Given request — Exclude the pictures and reproduce the remaining data exactly as written.

# start of Data to process

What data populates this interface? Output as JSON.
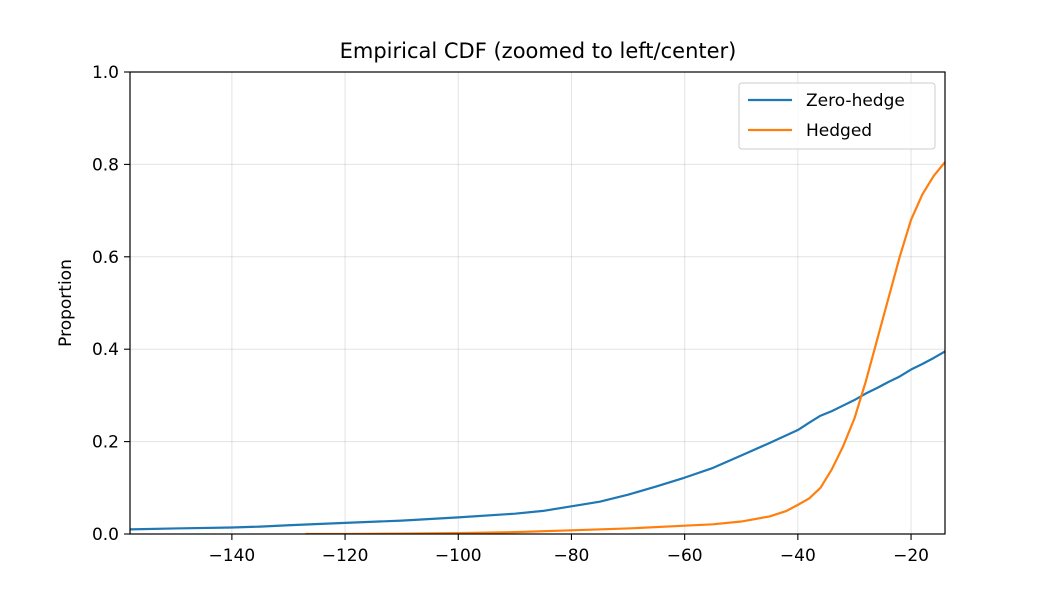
{
  "chart_data": {
    "type": "line",
    "title": "Empirical CDF (zoomed to left/center)",
    "xlabel": "",
    "ylabel": "Proportion",
    "xlim": [
      -158,
      -14
    ],
    "ylim": [
      0.0,
      1.0
    ],
    "x_ticks": [
      -140,
      -120,
      -100,
      -80,
      -60,
      -40,
      -20
    ],
    "x_tick_labels": [
      "−140",
      "−120",
      "−100",
      "−80",
      "−60",
      "−40",
      "−20"
    ],
    "y_ticks": [
      0.0,
      0.2,
      0.4,
      0.6,
      0.8,
      1.0
    ],
    "y_tick_labels": [
      "0.0",
      "0.2",
      "0.4",
      "0.6",
      "0.8",
      "1.0"
    ],
    "grid": true,
    "legend_position": "top-right",
    "series": [
      {
        "name": "Zero-hedge",
        "color": "#1f77b4",
        "x": [
          -158,
          -150,
          -140,
          -135,
          -130,
          -120,
          -110,
          -100,
          -90,
          -85,
          -80,
          -75,
          -70,
          -65,
          -60,
          -55,
          -50,
          -45,
          -40,
          -38,
          -36,
          -34,
          -32,
          -30,
          -28,
          -26,
          -24,
          -22,
          -20,
          -18,
          -16,
          -14
        ],
        "y": [
          0.01,
          0.012,
          0.014,
          0.016,
          0.019,
          0.024,
          0.029,
          0.036,
          0.044,
          0.05,
          0.06,
          0.07,
          0.085,
          0.103,
          0.122,
          0.143,
          0.17,
          0.197,
          0.225,
          0.241,
          0.256,
          0.266,
          0.278,
          0.29,
          0.304,
          0.316,
          0.329,
          0.341,
          0.356,
          0.368,
          0.381,
          0.395
        ]
      },
      {
        "name": "Hedged",
        "color": "#ff7f0e",
        "x": [
          -127,
          -120,
          -110,
          -100,
          -90,
          -80,
          -70,
          -60,
          -55,
          -50,
          -45,
          -42,
          -40,
          -38,
          -36,
          -34,
          -32,
          -30,
          -28,
          -26,
          -24,
          -22,
          -20,
          -18,
          -16,
          -14
        ],
        "y": [
          0.0,
          0.0,
          0.001,
          0.002,
          0.004,
          0.008,
          0.012,
          0.018,
          0.021,
          0.027,
          0.038,
          0.05,
          0.063,
          0.077,
          0.1,
          0.14,
          0.19,
          0.25,
          0.33,
          0.42,
          0.51,
          0.6,
          0.68,
          0.735,
          0.775,
          0.805
        ]
      }
    ]
  }
}
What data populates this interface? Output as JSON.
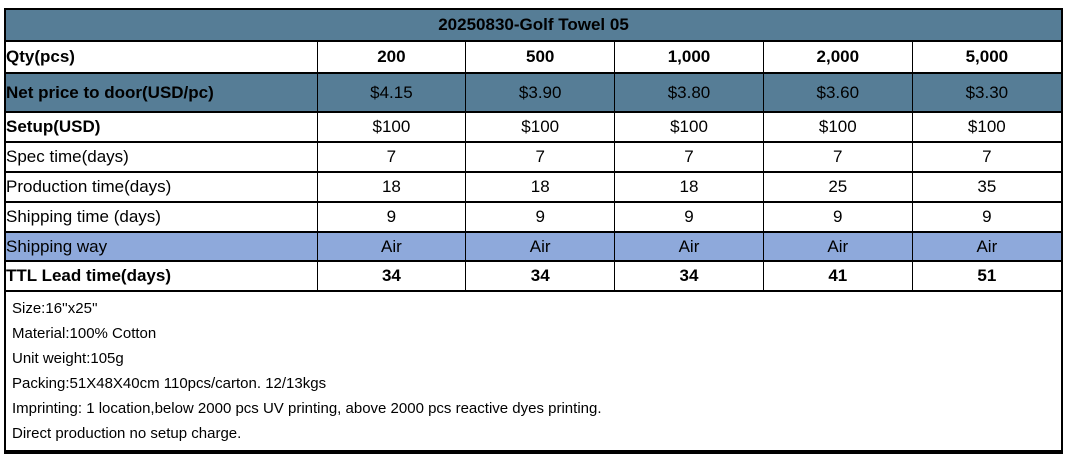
{
  "title": "20250830-Golf Towel 05",
  "colors": {
    "steel_blue": "#567D96",
    "light_blue": "#8EA9DB",
    "border": "#000000"
  },
  "table": {
    "rows": [
      {
        "label": "Qty(pcs)",
        "values": [
          "200",
          "500",
          "1,000",
          "2,000",
          "5,000"
        ]
      },
      {
        "label": "Net price to door(USD/pc)",
        "values": [
          "$4.15",
          "$3.90",
          "$3.80",
          "$3.60",
          "$3.30"
        ]
      },
      {
        "label": "Setup(USD)",
        "values": [
          "$100",
          "$100",
          "$100",
          "$100",
          "$100"
        ]
      },
      {
        "label": "Spec time(days)",
        "values": [
          "7",
          "7",
          "7",
          "7",
          "7"
        ]
      },
      {
        "label": "Production time(days)",
        "values": [
          "18",
          "18",
          "18",
          "25",
          "35"
        ]
      },
      {
        "label": "Shipping time (days)",
        "values": [
          "9",
          "9",
          "9",
          "9",
          "9"
        ]
      },
      {
        "label": "Shipping way",
        "values": [
          "Air",
          "Air",
          "Air",
          "Air",
          "Air"
        ]
      },
      {
        "label": "TTL Lead time(days)",
        "values": [
          "34",
          "34",
          "34",
          "41",
          "51"
        ]
      }
    ]
  },
  "notes": [
    "Size:16''x25''",
    "Material:100% Cotton",
    "Unit weight:105g",
    "Packing:51X48X40cm 110pcs/carton. 12/13kgs",
    "Imprinting: 1 location,below 2000 pcs UV printing, above 2000 pcs reactive dyes printing.",
    "Direct production no setup charge."
  ]
}
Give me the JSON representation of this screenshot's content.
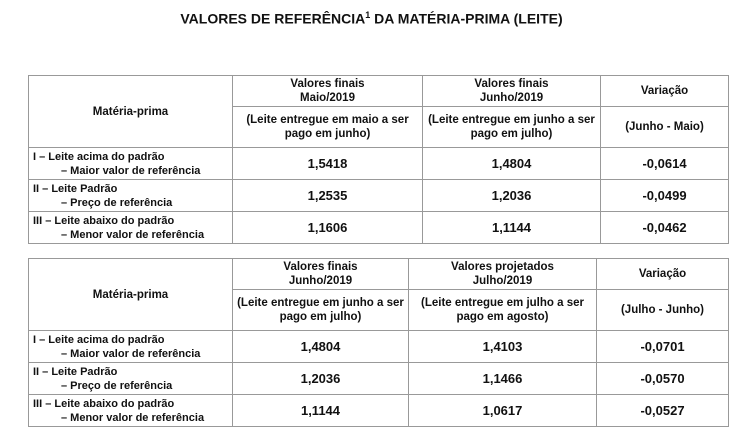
{
  "title": {
    "text": "VALORES DE REFERÊNCIA",
    "sup": "1",
    "rest": " DA MATÉRIA-PRIMA (LEITE)"
  },
  "tables": [
    {
      "row_header": "Matéria-prima",
      "columns": [
        {
          "title": "Valores finais",
          "period": "Maio/2019",
          "note": "(Leite entregue em maio a ser pago em junho)"
        },
        {
          "title": "Valores finais",
          "period": "Junho/2019",
          "note": "(Leite entregue em junho a ser pago em julho)"
        }
      ],
      "variation": {
        "title": "Variação",
        "note": "(Junho - Maio)"
      },
      "rows": [
        {
          "name": "I – Leite acima do padrão",
          "sub": "– Maior valor de referência",
          "values": [
            "1,5418",
            "1,4804"
          ],
          "variation": "-0,0614"
        },
        {
          "name": "II – Leite Padrão",
          "sub": "– Preço de referência",
          "values": [
            "1,2535",
            "1,2036"
          ],
          "variation": "-0,0499"
        },
        {
          "name": "III – Leite abaixo do padrão",
          "sub": "– Menor valor de referência",
          "values": [
            "1,1606",
            "1,1144"
          ],
          "variation": "-0,0462"
        }
      ]
    },
    {
      "row_header": "Matéria-prima",
      "columns": [
        {
          "title": "Valores finais",
          "period": "Junho/2019",
          "note": "(Leite entregue em junho a ser pago em julho)"
        },
        {
          "title": "Valores projetados",
          "period": "Julho/2019",
          "note": "(Leite entregue em julho a ser pago em agosto)"
        }
      ],
      "variation": {
        "title": "Variação",
        "note": "(Julho - Junho)"
      },
      "rows": [
        {
          "name": "I – Leite acima do padrão",
          "sub": "– Maior valor de referência",
          "values": [
            "1,4804",
            "1,4103"
          ],
          "variation": "-0,0701"
        },
        {
          "name": "II – Leite Padrão",
          "sub": "– Preço de referência",
          "values": [
            "1,2036",
            "1,1466"
          ],
          "variation": "-0,0570"
        },
        {
          "name": "III – Leite abaixo do padrão",
          "sub": "– Menor valor de referência",
          "values": [
            "1,1144",
            "1,0617"
          ],
          "variation": "-0,0527"
        }
      ]
    }
  ]
}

# end of Data to process

Result of this exercise —
What data populates this interface? Output as JSON.
{
  "chart_data": {
    "type": "line",
    "title": "Empirical CDF (zoomed to left/center)",
    "xlabel": "",
    "ylabel": "Proportion",
    "xlim": [
      -158,
      -14
    ],
    "ylim": [
      0.0,
      1.0
    ],
    "x_ticks": [
      -140,
      -120,
      -100,
      -80,
      -60,
      -40,
      -20
    ],
    "x_tick_labels": [
      "−140",
      "−120",
      "−100",
      "−80",
      "−60",
      "−40",
      "−20"
    ],
    "y_ticks": [
      0.0,
      0.2,
      0.4,
      0.6,
      0.8,
      1.0
    ],
    "y_tick_labels": [
      "0.0",
      "0.2",
      "0.4",
      "0.6",
      "0.8",
      "1.0"
    ],
    "grid": true,
    "legend_position": "top-right",
    "series": [
      {
        "name": "Zero-hedge",
        "color": "#1f77b4",
        "x": [
          -158,
          -150,
          -140,
          -135,
          -130,
          -120,
          -110,
          -100,
          -90,
          -85,
          -80,
          -75,
          -70,
          -65,
          -60,
          -55,
          -50,
          -45,
          -40,
          -38,
          -36,
          -34,
          -32,
          -30,
          -28,
          -26,
          -24,
          -22,
          -20,
          -18,
          -16,
          -14
        ],
        "y": [
          0.01,
          0.012,
          0.014,
          0.016,
          0.019,
          0.024,
          0.029,
          0.036,
          0.044,
          0.05,
          0.06,
          0.07,
          0.085,
          0.103,
          0.122,
          0.143,
          0.17,
          0.197,
          0.225,
          0.241,
          0.256,
          0.266,
          0.278,
          0.29,
          0.304,
          0.316,
          0.329,
          0.341,
          0.356,
          0.368,
          0.381,
          0.395
        ]
      },
      {
        "name": "Hedged",
        "color": "#ff7f0e",
        "x": [
          -127,
          -120,
          -110,
          -100,
          -90,
          -80,
          -70,
          -60,
          -55,
          -50,
          -45,
          -42,
          -40,
          -38,
          -36,
          -34,
          -32,
          -30,
          -28,
          -26,
          -24,
          -22,
          -20,
          -18,
          -16,
          -14
        ],
        "y": [
          0.0,
          0.0,
          0.001,
          0.002,
          0.004,
          0.008,
          0.012,
          0.018,
          0.021,
          0.027,
          0.038,
          0.05,
          0.063,
          0.077,
          0.1,
          0.14,
          0.19,
          0.25,
          0.33,
          0.42,
          0.51,
          0.6,
          0.68,
          0.735,
          0.775,
          0.805
        ]
      }
    ]
  }
}
What data populates this interface? Output as JSON.
{
  "title": "20250830-Golf Towel 05",
  "colors": {
    "steel_blue": "#567D96",
    "light_blue": "#8EA9DB",
    "border": "#000000"
  },
  "table": {
    "rows": [
      {
        "label": "Qty(pcs)",
        "values": [
          "200",
          "500",
          "1,000",
          "2,000",
          "5,000"
        ]
      },
      {
        "label": "Net price to door(USD/pc)",
        "values": [
          "$4.15",
          "$3.90",
          "$3.80",
          "$3.60",
          "$3.30"
        ]
      },
      {
        "label": "Setup(USD)",
        "values": [
          "$100",
          "$100",
          "$100",
          "$100",
          "$100"
        ]
      },
      {
        "label": "Spec time(days)",
        "values": [
          "7",
          "7",
          "7",
          "7",
          "7"
        ]
      },
      {
        "label": "Production time(days)",
        "values": [
          "18",
          "18",
          "18",
          "25",
          "35"
        ]
      },
      {
        "label": "Shipping time (days)",
        "values": [
          "9",
          "9",
          "9",
          "9",
          "9"
        ]
      },
      {
        "label": "Shipping way",
        "values": [
          "Air",
          "Air",
          "Air",
          "Air",
          "Air"
        ]
      },
      {
        "label": "TTL Lead time(days)",
        "values": [
          "34",
          "34",
          "34",
          "41",
          "51"
        ]
      }
    ]
  },
  "notes": [
    "Size:16''x25''",
    "Material:100% Cotton",
    "Unit weight:105g",
    "Packing:51X48X40cm 110pcs/carton. 12/13kgs",
    "Imprinting: 1 location,below 2000 pcs UV printing, above 2000 pcs reactive dyes printing.",
    "Direct production no setup charge."
  ]
}
Give me the JSON representation of this screenshot's content.
{
  "title": {
    "text": "VALORES DE REFERÊNCIA",
    "sup": "1",
    "rest": " DA MATÉRIA-PRIMA (LEITE)"
  },
  "tables": [
    {
      "row_header": "Matéria-prima",
      "columns": [
        {
          "title": "Valores finais",
          "period": "Maio/2019",
          "note": "(Leite entregue em maio a ser pago em junho)"
        },
        {
          "title": "Valores finais",
          "period": "Junho/2019",
          "note": "(Leite entregue em junho a ser pago em julho)"
        }
      ],
      "variation": {
        "title": "Variação",
        "note": "(Junho - Maio)"
      },
      "rows": [
        {
          "name": "I – Leite acima do padrão",
          "sub": "– Maior valor de referência",
          "values": [
            "1,5418",
            "1,4804"
          ],
          "variation": "-0,0614"
        },
        {
          "name": "II – Leite Padrão",
          "sub": "– Preço de referência",
          "values": [
            "1,2535",
            "1,2036"
          ],
          "variation": "-0,0499"
        },
        {
          "name": "III – Leite abaixo do padrão",
          "sub": "– Menor valor de referência",
          "values": [
            "1,1606",
            "1,1144"
          ],
          "variation": "-0,0462"
        }
      ]
    },
    {
      "row_header": "Matéria-prima",
      "columns": [
        {
          "title": "Valores finais",
          "period": "Junho/2019",
          "note": "(Leite entregue em junho a ser pago em julho)"
        },
        {
          "title": "Valores projetados",
          "period": "Julho/2019",
          "note": "(Leite entregue em julho a ser pago em agosto)"
        }
      ],
      "variation": {
        "title": "Variação",
        "note": "(Julho - Junho)"
      },
      "rows": [
        {
          "name": "I – Leite acima do padrão",
          "sub": "– Maior valor de referência",
          "values": [
            "1,4804",
            "1,4103"
          ],
          "variation": "-0,0701"
        },
        {
          "name": "II – Leite Padrão",
          "sub": "– Preço de referência",
          "values": [
            "1,2036",
            "1,1466"
          ],
          "variation": "-0,0570"
        },
        {
          "name": "III – Leite abaixo do padrão",
          "sub": "– Menor valor de referência",
          "values": [
            "1,1144",
            "1,0617"
          ],
          "variation": "-0,0527"
        }
      ]
    }
  ]
}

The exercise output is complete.